■ Problem to solve
Return all of the data exactly as given.
□ □ □ □ □
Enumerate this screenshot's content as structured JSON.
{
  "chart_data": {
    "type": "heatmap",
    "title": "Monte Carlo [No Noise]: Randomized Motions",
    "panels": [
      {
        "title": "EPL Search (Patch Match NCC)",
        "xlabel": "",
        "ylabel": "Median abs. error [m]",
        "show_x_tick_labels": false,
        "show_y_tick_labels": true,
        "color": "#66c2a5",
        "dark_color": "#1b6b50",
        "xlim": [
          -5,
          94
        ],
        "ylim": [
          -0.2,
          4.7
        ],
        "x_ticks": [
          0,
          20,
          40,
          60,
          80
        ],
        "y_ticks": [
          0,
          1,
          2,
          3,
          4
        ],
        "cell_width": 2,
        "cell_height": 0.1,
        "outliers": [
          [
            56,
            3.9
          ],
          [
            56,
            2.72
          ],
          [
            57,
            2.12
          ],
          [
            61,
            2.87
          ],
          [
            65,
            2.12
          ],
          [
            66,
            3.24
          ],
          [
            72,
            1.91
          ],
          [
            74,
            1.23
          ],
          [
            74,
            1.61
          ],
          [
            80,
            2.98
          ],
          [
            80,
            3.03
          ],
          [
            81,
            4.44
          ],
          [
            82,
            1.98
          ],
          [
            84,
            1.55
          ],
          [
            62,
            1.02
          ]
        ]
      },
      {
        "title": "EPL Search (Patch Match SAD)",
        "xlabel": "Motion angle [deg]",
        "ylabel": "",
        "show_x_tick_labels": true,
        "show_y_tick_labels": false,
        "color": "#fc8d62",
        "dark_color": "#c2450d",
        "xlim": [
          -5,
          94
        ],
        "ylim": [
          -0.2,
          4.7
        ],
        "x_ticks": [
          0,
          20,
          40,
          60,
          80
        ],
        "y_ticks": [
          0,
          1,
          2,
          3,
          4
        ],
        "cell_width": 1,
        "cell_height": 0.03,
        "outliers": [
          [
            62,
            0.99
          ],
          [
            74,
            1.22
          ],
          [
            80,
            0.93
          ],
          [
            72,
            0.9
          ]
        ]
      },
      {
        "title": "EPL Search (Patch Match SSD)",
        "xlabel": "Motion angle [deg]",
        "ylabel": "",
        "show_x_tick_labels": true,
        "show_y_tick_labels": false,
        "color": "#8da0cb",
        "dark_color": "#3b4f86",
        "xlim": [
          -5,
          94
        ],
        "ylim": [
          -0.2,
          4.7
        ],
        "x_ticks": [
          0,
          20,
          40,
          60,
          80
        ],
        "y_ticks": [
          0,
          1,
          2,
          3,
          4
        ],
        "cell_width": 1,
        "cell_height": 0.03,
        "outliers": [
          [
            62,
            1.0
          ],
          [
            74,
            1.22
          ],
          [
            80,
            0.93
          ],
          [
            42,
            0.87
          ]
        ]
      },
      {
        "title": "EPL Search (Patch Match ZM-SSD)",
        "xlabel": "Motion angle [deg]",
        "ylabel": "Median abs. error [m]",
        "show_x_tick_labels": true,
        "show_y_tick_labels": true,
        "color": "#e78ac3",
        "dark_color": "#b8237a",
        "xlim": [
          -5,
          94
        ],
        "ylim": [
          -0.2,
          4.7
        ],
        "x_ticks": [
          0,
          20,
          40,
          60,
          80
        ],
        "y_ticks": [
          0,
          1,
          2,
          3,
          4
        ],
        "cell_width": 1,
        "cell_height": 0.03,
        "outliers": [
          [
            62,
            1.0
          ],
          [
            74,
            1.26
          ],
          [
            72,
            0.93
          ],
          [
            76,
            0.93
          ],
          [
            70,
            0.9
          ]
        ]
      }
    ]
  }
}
□ □ □ □ □
■ Written response
Enumerate this screenshot's content as structured JSON.
{
  "chart_data": {
    "type": "heatmap",
    "title": "Monte Carlo [No Noise]: Randomized Motions",
    "panels": [
      {
        "title": "EPL Search (Patch Match NCC)",
        "xlabel": "",
        "ylabel": "Median abs. error [m]",
        "show_x_tick_labels": false,
        "show_y_tick_labels": true,
        "color": "#66c2a5",
        "dark_color": "#1b6b50",
        "xlim": [
          -5,
          94
        ],
        "ylim": [
          -0.2,
          4.7
        ],
        "x_ticks": [
          0,
          20,
          40,
          60,
          80
        ],
        "y_ticks": [
          0,
          1,
          2,
          3,
          4
        ],
        "cell_width": 2,
        "cell_height": 0.1,
        "outliers": [
          [
            56,
            3.9
          ],
          [
            56,
            2.72
          ],
          [
            57,
            2.12
          ],
          [
            61,
            2.87
          ],
          [
            65,
            2.12
          ],
          [
            66,
            3.24
          ],
          [
            72,
            1.91
          ],
          [
            74,
            1.23
          ],
          [
            74,
            1.61
          ],
          [
            80,
            2.98
          ],
          [
            80,
            3.03
          ],
          [
            81,
            4.44
          ],
          [
            82,
            1.98
          ],
          [
            84,
            1.55
          ],
          [
            62,
            1.02
          ]
        ]
      },
      {
        "title": "EPL Search (Patch Match SAD)",
        "xlabel": "Motion angle [deg]",
        "ylabel": "",
        "show_x_tick_labels": true,
        "show_y_tick_labels": false,
        "color": "#fc8d62",
        "dark_color": "#c2450d",
        "xlim": [
          -5,
          94
        ],
        "ylim": [
          -0.2,
          4.7
        ],
        "x_ticks": [
          0,
          20,
          40,
          60,
          80
        ],
        "y_ticks": [
          0,
          1,
          2,
          3,
          4
        ],
        "cell_width": 1,
        "cell_height": 0.03,
        "outliers": [
          [
            62,
            0.99
          ],
          [
            74,
            1.22
          ],
          [
            80,
            0.93
          ],
          [
            72,
            0.9
          ]
        ]
      },
      {
        "title": "EPL Search (Patch Match SSD)",
        "xlabel": "Motion angle [deg]",
        "ylabel": "",
        "show_x_tick_labels": true,
        "show_y_tick_labels": false,
        "color": "#8da0cb",
        "dark_color": "#3b4f86",
        "xlim": [
          -5,
          94
        ],
        "ylim": [
          -0.2,
          4.7
        ],
        "x_ticks": [
          0,
          20,
          40,
          60,
          80
        ],
        "y_ticks": [
          0,
          1,
          2,
          3,
          4
        ],
        "cell_width": 1,
        "cell_height": 0.03,
        "outliers": [
          [
            62,
            1.0
          ],
          [
            74,
            1.22
          ],
          [
            80,
            0.93
          ],
          [
            42,
            0.87
          ]
        ]
      },
      {
        "title": "EPL Search (Patch Match ZM-SSD)",
        "xlabel": "Motion angle [deg]",
        "ylabel": "Median abs. error [m]",
        "show_x_tick_labels": true,
        "show_y_tick_labels": true,
        "color": "#e78ac3",
        "dark_color": "#b8237a",
        "xlim": [
          -5,
          94
        ],
        "ylim": [
          -0.2,
          4.7
        ],
        "x_ticks": [
          0,
          20,
          40,
          60,
          80
        ],
        "y_ticks": [
          0,
          1,
          2,
          3,
          4
        ],
        "cell_width": 1,
        "cell_height": 0.03,
        "outliers": [
          [
            62,
            1.0
          ],
          [
            74,
            1.26
          ],
          [
            72,
            0.93
          ],
          [
            76,
            0.93
          ],
          [
            70,
            0.9
          ]
        ]
      }
    ]
  }
}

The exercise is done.